== DO THIS ==
Repeat every line of the records below verbatim, changing, adding and leaving out nothing.

== STORED RECORDS ==
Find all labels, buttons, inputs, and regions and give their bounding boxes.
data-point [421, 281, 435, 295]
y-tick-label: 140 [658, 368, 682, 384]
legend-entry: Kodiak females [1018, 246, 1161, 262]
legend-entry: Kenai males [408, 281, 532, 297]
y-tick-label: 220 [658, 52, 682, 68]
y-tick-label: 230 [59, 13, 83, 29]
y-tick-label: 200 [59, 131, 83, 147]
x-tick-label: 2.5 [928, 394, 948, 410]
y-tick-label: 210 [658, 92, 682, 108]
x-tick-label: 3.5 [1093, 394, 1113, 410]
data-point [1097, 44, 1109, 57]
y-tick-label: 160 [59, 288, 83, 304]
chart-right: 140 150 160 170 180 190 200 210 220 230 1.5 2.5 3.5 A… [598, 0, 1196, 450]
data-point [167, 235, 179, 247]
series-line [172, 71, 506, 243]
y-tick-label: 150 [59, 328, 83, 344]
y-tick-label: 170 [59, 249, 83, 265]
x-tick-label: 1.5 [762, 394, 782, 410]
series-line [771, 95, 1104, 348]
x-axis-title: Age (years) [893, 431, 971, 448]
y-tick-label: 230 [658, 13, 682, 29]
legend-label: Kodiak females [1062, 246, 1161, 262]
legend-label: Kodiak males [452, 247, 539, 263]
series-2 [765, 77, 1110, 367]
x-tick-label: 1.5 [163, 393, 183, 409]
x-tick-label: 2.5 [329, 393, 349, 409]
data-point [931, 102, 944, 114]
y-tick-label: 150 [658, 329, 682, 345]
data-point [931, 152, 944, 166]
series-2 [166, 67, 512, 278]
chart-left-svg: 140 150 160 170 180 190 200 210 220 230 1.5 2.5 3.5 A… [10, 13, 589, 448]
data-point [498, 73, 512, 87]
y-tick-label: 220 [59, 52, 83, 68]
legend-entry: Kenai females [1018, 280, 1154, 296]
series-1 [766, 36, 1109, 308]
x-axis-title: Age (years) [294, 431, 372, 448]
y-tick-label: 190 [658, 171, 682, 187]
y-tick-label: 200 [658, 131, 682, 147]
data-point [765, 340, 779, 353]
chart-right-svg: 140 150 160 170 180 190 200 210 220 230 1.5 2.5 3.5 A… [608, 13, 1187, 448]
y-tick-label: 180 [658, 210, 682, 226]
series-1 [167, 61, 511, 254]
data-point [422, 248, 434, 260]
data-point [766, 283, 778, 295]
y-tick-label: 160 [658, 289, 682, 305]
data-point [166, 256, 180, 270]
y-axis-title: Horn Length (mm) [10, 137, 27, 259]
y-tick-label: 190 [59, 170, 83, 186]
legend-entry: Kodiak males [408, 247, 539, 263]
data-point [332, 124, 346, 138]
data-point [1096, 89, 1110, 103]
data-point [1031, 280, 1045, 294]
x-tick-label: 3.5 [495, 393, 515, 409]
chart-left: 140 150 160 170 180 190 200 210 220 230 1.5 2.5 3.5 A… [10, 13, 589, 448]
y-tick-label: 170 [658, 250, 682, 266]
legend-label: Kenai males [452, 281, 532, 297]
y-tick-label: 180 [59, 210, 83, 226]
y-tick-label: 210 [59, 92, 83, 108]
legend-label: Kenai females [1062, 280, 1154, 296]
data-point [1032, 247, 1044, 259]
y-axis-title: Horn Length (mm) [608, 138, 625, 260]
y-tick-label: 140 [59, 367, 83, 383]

== THE ANSWER ==
Find all labels, buttons, inputs, and regions and give their bounding boxes.
data-point [421, 281, 435, 295]
y-tick-label: 140 [658, 368, 682, 384]
legend-entry: Kodiak females [1018, 246, 1161, 262]
legend-entry: Kenai males [408, 281, 532, 297]
y-tick-label: 220 [658, 52, 682, 68]
y-tick-label: 230 [59, 13, 83, 29]
y-tick-label: 200 [59, 131, 83, 147]
x-tick-label: 2.5 [928, 394, 948, 410]
y-tick-label: 210 [658, 92, 682, 108]
x-tick-label: 3.5 [1093, 394, 1113, 410]
data-point [1097, 44, 1109, 57]
y-tick-label: 160 [59, 288, 83, 304]
chart-right: 140 150 160 170 180 190 200 210 220 230 1.5 2.5 3.5 A… [598, 0, 1196, 450]
data-point [167, 235, 179, 247]
series-line [172, 71, 506, 243]
y-tick-label: 150 [59, 328, 83, 344]
y-tick-label: 170 [59, 249, 83, 265]
x-tick-label: 1.5 [762, 394, 782, 410]
series-line [771, 95, 1104, 348]
x-axis-title: Age (years) [893, 431, 971, 448]
y-tick-label: 230 [658, 13, 682, 29]
legend-label: Kodiak females [1062, 246, 1161, 262]
legend-label: Kodiak males [452, 247, 539, 263]
series-2 [765, 77, 1110, 367]
x-tick-label: 1.5 [163, 393, 183, 409]
x-tick-label: 2.5 [329, 393, 349, 409]
data-point [931, 102, 944, 114]
y-tick-label: 150 [658, 329, 682, 345]
data-point [931, 152, 944, 166]
series-2 [166, 67, 512, 278]
chart-left-svg: 140 150 160 170 180 190 200 210 220 230 1.5 2.5 3.5 A… [10, 13, 589, 448]
data-point [498, 73, 512, 87]
y-tick-label: 220 [59, 52, 83, 68]
legend-entry: Kenai females [1018, 280, 1154, 296]
series-1 [766, 36, 1109, 308]
x-axis-title: Age (years) [294, 431, 372, 448]
y-tick-label: 190 [658, 171, 682, 187]
y-tick-label: 200 [658, 131, 682, 147]
data-point [765, 340, 779, 353]
chart-right-svg: 140 150 160 170 180 190 200 210 220 230 1.5 2.5 3.5 A… [608, 13, 1187, 448]
y-tick-label: 180 [658, 210, 682, 226]
series-1 [167, 61, 511, 254]
data-point [422, 248, 434, 260]
data-point [766, 283, 778, 295]
y-tick-label: 160 [658, 289, 682, 305]
data-point [166, 256, 180, 270]
y-axis-title: Horn Length (mm) [10, 137, 27, 259]
y-tick-label: 190 [59, 170, 83, 186]
legend-entry: Kodiak males [408, 247, 539, 263]
data-point [332, 124, 346, 138]
data-point [1096, 89, 1110, 103]
data-point [1031, 280, 1045, 294]
x-tick-label: 3.5 [495, 393, 515, 409]
chart-left: 140 150 160 170 180 190 200 210 220 230 1.5 2.5 3.5 A… [10, 13, 589, 448]
y-tick-label: 170 [658, 250, 682, 266]
legend-label: Kenai males [452, 281, 532, 297]
y-tick-label: 180 [59, 210, 83, 226]
y-tick-label: 210 [59, 92, 83, 108]
legend-label: Kenai females [1062, 280, 1154, 296]
data-point [1032, 247, 1044, 259]
y-axis-title: Horn Length (mm) [608, 138, 625, 260]
y-tick-label: 140 [59, 367, 83, 383]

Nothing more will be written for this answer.